### Do this
Write out the listing beneath this instruction in its entirety, exactly as it reads.
··········
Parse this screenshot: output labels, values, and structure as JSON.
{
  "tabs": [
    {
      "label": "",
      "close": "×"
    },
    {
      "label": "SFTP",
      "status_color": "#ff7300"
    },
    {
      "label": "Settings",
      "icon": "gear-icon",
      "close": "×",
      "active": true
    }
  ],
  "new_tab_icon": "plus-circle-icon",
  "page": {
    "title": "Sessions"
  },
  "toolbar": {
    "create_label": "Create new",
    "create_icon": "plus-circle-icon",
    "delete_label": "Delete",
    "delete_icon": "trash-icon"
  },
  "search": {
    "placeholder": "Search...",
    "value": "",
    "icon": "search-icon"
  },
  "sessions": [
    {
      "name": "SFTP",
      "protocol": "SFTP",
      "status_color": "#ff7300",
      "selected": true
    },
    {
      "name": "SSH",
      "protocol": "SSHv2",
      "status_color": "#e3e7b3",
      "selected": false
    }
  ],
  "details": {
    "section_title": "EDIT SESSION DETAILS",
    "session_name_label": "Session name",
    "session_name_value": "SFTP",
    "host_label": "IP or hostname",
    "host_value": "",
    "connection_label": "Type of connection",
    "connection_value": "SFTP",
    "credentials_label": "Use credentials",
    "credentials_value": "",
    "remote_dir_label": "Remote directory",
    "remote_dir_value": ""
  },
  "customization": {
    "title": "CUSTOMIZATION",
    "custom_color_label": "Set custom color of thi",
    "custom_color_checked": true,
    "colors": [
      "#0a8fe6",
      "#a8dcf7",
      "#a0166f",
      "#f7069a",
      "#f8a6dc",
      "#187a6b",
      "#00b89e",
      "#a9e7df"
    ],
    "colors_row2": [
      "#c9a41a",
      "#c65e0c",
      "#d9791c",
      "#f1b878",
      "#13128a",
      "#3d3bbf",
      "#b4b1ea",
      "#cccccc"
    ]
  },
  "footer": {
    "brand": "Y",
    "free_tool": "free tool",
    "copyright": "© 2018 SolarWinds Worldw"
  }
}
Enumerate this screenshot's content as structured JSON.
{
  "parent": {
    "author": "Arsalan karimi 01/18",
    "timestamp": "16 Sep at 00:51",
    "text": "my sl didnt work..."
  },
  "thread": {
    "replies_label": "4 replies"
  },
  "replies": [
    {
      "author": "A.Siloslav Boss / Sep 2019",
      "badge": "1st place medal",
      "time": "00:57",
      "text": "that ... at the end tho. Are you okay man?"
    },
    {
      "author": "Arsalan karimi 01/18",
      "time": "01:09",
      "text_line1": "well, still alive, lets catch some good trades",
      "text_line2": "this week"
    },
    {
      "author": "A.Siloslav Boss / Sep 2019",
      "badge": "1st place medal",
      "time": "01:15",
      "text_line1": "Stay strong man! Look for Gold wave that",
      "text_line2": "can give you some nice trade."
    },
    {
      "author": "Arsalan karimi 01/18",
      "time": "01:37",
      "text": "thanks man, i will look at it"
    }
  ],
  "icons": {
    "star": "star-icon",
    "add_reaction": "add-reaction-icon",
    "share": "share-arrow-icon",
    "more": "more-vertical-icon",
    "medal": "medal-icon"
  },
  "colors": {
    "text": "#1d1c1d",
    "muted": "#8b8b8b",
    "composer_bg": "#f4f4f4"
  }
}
··········
### Answer in full
Parse this screenshot: output labels, values, and structure as JSON.
{
  "tabs": [
    {
      "label": "",
      "close": "×"
    },
    {
      "label": "SFTP",
      "status_color": "#ff7300"
    },
    {
      "label": "Settings",
      "icon": "gear-icon",
      "close": "×",
      "active": true
    }
  ],
  "new_tab_icon": "plus-circle-icon",
  "page": {
    "title": "Sessions"
  },
  "toolbar": {
    "create_label": "Create new",
    "create_icon": "plus-circle-icon",
    "delete_label": "Delete",
    "delete_icon": "trash-icon"
  },
  "search": {
    "placeholder": "Search...",
    "value": "",
    "icon": "search-icon"
  },
  "sessions": [
    {
      "name": "SFTP",
      "protocol": "SFTP",
      "status_color": "#ff7300",
      "selected": true
    },
    {
      "name": "SSH",
      "protocol": "SSHv2",
      "status_color": "#e3e7b3",
      "selected": false
    }
  ],
  "details": {
    "section_title": "EDIT SESSION DETAILS",
    "session_name_label": "Session name",
    "session_name_value": "SFTP",
    "host_label": "IP or hostname",
    "host_value": "",
    "connection_label": "Type of connection",
    "connection_value": "SFTP",
    "credentials_label": "Use credentials",
    "credentials_value": "",
    "remote_dir_label": "Remote directory",
    "remote_dir_value": ""
  },
  "customization": {
    "title": "CUSTOMIZATION",
    "custom_color_label": "Set custom color of thi",
    "custom_color_checked": true,
    "colors": [
      "#0a8fe6",
      "#a8dcf7",
      "#a0166f",
      "#f7069a",
      "#f8a6dc",
      "#187a6b",
      "#00b89e",
      "#a9e7df"
    ],
    "colors_row2": [
      "#c9a41a",
      "#c65e0c",
      "#d9791c",
      "#f1b878",
      "#13128a",
      "#3d3bbf",
      "#b4b1ea",
      "#cccccc"
    ]
  },
  "footer": {
    "brand": "Y",
    "free_tool": "free tool",
    "copyright": "© 2018 SolarWinds Worldw"
  }
}
Enumerate this screenshot's content as structured JSON.
{
  "parent": {
    "author": "Arsalan karimi 01/18",
    "timestamp": "16 Sep at 00:51",
    "text": "my sl didnt work..."
  },
  "thread": {
    "replies_label": "4 replies"
  },
  "replies": [
    {
      "author": "A.Siloslav Boss / Sep 2019",
      "badge": "1st place medal",
      "time": "00:57",
      "text": "that ... at the end tho. Are you okay man?"
    },
    {
      "author": "Arsalan karimi 01/18",
      "time": "01:09",
      "text_line1": "well, still alive, lets catch some good trades",
      "text_line2": "this week"
    },
    {
      "author": "A.Siloslav Boss / Sep 2019",
      "badge": "1st place medal",
      "time": "01:15",
      "text_line1": "Stay strong man! Look for Gold wave that",
      "text_line2": "can give you some nice trade."
    },
    {
      "author": "Arsalan karimi 01/18",
      "time": "01:37",
      "text": "thanks man, i will look at it"
    }
  ],
  "icons": {
    "star": "star-icon",
    "add_reaction": "add-reaction-icon",
    "share": "share-arrow-icon",
    "more": "more-vertical-icon",
    "medal": "medal-icon"
  },
  "colors": {
    "text": "#1d1c1d",
    "muted": "#8b8b8b",
    "composer_bg": "#f4f4f4"
  }
}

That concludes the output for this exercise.